Provided information:
====================

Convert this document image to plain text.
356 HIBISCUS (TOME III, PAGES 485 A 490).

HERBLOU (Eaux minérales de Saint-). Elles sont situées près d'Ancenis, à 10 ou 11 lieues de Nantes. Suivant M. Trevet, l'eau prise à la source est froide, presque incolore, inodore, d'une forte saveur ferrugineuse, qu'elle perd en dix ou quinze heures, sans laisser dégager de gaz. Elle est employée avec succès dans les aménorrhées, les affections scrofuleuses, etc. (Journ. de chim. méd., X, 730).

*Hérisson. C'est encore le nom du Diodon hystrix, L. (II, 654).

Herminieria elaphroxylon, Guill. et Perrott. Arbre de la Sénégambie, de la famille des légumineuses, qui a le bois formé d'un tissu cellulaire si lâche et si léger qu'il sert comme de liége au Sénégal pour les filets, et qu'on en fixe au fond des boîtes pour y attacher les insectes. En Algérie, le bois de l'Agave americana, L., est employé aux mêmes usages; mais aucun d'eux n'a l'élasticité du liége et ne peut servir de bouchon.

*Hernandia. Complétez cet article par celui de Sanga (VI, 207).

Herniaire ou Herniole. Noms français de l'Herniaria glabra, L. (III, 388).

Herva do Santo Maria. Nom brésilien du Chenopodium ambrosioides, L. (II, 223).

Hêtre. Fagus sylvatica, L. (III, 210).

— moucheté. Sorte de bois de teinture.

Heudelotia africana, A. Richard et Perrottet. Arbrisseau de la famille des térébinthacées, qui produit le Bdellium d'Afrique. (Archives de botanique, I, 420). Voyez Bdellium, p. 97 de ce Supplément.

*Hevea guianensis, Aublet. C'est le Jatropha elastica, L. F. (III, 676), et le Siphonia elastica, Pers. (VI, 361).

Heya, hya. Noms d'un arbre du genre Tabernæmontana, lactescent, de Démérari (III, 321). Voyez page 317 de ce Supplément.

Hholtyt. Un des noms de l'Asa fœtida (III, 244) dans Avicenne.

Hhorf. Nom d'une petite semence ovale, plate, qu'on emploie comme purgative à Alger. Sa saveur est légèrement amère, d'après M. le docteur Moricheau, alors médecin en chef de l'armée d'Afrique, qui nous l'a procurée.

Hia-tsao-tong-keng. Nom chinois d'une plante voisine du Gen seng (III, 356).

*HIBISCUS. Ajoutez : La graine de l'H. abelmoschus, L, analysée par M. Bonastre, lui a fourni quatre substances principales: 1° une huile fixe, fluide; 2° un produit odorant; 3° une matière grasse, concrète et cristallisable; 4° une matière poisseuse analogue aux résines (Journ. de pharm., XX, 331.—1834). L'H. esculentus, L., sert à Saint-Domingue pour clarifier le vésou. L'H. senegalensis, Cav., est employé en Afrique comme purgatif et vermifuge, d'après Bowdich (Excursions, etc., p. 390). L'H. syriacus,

====================

Your instructions: Return from the data every line that holds "HIBISCUS".

Solution to this problem:
356 HIBISCUS (TOME III, PAGES 485 A 490).
*HIBISCUS. Ajoutez : La graine de l'H. abelmoschus, L, analysée par M. Bonastre, lui a fourni quatre substances principales: 1° une huile fixe, fluide; 2° un produit odorant; 3° une matière grasse, concrète et cristallisable; 4° une matière poisseuse analogue aux résines (Journ. de pharm., XX, 331.—1834). L'H. esculentus, L., sert à Saint-Domingue pour clarifier le vésou. L'H. senegalensis, Cav., est employé en Afrique comme purgatif et vermifuge, d'après Bowdich (Excursions, etc., p. 390). L'H. syriacus,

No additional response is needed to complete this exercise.